◆ **Set task**:
Rewrite everything from the first of these lines down through the line containing "8, 114, 26]", with "bounding box" changed to "bounding rectangle" and nothing else altered.

◆ **Material for the task**:
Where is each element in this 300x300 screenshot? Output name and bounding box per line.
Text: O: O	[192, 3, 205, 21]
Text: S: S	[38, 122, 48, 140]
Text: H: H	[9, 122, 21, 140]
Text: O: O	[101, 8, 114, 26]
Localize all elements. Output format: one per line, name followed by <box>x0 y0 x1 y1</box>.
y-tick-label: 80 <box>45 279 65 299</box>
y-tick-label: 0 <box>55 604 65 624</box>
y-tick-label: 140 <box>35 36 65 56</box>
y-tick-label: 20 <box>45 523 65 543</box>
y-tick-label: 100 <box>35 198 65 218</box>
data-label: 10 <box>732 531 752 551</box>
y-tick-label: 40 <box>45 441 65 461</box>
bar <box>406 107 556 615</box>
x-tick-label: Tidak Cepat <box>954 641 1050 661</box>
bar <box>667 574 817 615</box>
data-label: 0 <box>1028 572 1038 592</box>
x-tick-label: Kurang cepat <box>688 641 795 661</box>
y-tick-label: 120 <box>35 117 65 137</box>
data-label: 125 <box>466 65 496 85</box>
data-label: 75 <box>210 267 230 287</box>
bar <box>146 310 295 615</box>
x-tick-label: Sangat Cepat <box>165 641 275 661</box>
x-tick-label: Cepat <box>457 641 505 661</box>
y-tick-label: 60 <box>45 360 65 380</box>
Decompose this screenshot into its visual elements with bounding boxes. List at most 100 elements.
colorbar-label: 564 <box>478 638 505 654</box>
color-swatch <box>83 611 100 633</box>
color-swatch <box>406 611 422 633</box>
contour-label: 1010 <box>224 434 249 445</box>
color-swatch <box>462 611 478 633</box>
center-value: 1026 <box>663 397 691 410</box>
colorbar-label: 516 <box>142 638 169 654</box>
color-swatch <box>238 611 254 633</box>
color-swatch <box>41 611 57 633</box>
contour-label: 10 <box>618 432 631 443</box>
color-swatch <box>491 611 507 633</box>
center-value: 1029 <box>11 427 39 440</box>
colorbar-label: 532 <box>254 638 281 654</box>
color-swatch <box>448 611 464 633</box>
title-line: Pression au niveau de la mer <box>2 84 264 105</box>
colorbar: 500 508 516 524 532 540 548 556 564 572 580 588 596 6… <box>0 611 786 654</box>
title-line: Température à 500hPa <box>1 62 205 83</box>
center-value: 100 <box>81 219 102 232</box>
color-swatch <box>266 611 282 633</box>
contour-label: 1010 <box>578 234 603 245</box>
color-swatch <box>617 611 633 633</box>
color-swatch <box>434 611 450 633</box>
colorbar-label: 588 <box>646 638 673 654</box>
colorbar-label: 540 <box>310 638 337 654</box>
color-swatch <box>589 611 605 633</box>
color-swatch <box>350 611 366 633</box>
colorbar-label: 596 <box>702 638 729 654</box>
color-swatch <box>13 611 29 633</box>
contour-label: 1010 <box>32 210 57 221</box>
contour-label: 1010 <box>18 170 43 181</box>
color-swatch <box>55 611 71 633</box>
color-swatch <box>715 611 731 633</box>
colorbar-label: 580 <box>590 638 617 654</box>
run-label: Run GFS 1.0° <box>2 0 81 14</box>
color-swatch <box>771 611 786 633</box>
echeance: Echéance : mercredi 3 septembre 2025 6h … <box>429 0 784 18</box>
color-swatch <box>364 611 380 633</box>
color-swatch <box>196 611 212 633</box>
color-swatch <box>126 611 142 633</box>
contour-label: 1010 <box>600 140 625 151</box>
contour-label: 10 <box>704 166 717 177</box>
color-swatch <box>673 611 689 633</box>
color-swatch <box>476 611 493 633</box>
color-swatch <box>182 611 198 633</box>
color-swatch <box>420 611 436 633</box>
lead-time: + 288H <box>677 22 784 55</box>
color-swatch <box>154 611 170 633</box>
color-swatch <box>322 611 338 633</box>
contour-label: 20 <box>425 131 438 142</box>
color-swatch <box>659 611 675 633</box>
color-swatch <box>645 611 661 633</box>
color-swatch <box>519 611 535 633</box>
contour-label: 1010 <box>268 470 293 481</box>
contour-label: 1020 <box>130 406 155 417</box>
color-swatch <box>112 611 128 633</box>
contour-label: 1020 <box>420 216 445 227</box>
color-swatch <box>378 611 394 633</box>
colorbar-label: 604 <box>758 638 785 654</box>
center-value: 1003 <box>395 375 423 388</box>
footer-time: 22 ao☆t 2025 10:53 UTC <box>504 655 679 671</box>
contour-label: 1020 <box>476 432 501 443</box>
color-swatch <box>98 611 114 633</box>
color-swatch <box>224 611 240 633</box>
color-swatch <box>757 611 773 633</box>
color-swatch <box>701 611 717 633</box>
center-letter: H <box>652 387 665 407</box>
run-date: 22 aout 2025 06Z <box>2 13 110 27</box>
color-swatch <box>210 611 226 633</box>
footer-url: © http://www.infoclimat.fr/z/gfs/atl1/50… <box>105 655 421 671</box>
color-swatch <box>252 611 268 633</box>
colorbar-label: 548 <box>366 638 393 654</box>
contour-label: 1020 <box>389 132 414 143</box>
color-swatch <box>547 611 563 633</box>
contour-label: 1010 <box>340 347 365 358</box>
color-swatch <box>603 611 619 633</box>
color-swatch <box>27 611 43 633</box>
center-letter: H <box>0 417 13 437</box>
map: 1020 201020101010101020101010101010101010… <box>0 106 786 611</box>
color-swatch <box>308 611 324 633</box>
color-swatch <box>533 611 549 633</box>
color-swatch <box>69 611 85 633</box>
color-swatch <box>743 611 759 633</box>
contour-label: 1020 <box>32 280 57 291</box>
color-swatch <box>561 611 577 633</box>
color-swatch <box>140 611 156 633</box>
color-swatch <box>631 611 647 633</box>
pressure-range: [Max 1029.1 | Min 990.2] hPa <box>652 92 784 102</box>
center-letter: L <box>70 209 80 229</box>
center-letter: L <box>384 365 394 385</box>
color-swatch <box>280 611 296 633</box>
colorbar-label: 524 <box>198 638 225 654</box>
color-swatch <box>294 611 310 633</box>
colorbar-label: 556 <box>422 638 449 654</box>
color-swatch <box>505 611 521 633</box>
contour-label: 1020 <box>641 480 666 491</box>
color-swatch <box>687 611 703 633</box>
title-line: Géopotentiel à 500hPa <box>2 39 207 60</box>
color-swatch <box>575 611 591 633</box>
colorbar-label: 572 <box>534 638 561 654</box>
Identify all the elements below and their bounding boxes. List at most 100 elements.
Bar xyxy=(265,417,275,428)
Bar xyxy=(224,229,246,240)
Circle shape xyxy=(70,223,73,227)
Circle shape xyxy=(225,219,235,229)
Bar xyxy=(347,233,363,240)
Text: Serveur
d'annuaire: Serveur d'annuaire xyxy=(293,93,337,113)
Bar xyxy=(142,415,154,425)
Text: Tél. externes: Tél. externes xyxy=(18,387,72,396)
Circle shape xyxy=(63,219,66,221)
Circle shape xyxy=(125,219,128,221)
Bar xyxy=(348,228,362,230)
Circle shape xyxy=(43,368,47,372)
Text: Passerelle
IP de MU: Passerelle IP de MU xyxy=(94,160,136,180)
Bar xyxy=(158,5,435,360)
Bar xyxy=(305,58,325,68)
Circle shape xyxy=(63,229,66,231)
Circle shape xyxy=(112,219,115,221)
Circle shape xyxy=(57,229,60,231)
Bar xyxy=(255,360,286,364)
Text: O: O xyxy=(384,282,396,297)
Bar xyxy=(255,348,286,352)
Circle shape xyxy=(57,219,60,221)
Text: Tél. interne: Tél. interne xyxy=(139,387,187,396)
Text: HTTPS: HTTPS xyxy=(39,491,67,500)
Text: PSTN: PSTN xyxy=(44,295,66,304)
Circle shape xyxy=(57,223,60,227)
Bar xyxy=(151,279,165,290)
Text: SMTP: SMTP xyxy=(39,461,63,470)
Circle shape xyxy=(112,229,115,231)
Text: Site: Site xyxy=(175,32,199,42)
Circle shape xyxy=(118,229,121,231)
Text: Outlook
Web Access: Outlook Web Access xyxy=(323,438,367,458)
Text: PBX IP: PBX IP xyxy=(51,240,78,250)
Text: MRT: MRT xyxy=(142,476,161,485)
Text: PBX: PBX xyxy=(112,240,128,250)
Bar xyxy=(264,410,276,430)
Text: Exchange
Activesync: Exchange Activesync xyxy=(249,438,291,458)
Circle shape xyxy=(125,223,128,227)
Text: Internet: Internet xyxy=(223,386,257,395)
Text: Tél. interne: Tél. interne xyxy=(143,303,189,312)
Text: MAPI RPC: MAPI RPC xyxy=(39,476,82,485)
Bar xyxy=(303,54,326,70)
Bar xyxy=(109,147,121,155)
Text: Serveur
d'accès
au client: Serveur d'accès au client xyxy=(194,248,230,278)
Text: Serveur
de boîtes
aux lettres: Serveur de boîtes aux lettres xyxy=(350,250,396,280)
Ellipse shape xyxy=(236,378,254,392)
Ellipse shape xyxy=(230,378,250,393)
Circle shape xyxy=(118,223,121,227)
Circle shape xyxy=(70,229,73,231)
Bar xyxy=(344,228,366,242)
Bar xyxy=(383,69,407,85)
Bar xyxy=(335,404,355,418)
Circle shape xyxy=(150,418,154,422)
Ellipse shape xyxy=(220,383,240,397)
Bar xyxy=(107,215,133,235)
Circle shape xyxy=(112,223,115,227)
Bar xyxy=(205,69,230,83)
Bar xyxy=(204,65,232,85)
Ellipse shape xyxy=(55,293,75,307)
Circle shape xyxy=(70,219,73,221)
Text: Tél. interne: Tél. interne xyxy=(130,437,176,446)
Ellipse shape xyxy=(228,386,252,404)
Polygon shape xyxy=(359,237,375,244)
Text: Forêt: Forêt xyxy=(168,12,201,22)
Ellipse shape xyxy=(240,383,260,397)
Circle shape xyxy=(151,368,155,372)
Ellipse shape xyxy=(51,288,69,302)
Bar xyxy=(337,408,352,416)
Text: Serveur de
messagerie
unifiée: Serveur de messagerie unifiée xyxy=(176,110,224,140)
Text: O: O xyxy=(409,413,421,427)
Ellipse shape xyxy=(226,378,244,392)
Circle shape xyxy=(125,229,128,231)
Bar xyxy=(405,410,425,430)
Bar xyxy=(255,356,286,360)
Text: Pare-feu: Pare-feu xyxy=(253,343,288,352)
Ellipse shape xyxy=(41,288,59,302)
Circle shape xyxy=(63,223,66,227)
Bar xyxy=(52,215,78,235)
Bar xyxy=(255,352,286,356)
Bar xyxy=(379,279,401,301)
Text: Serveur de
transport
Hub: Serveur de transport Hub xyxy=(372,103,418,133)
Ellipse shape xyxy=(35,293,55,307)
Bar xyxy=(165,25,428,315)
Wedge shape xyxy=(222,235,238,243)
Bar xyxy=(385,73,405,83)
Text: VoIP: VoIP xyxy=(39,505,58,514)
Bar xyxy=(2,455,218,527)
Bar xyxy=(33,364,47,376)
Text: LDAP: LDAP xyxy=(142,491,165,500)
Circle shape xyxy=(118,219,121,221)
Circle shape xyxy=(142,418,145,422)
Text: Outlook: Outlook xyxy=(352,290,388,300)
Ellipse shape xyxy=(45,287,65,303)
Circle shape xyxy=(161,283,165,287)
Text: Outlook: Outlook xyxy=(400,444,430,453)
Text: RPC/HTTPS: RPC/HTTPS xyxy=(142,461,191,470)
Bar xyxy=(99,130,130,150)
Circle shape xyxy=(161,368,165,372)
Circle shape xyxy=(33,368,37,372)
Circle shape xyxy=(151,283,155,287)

◆ **Correct response**:
Where is each element in this 300x300 screenshot? Output name and bounding rectangle per line.
Text: O: O	[192, 3, 205, 21]
Text: S: S	[38, 122, 48, 140]
Text: H: H	[9, 122, 21, 140]
Text: O: O	[101, 8, 114, 26]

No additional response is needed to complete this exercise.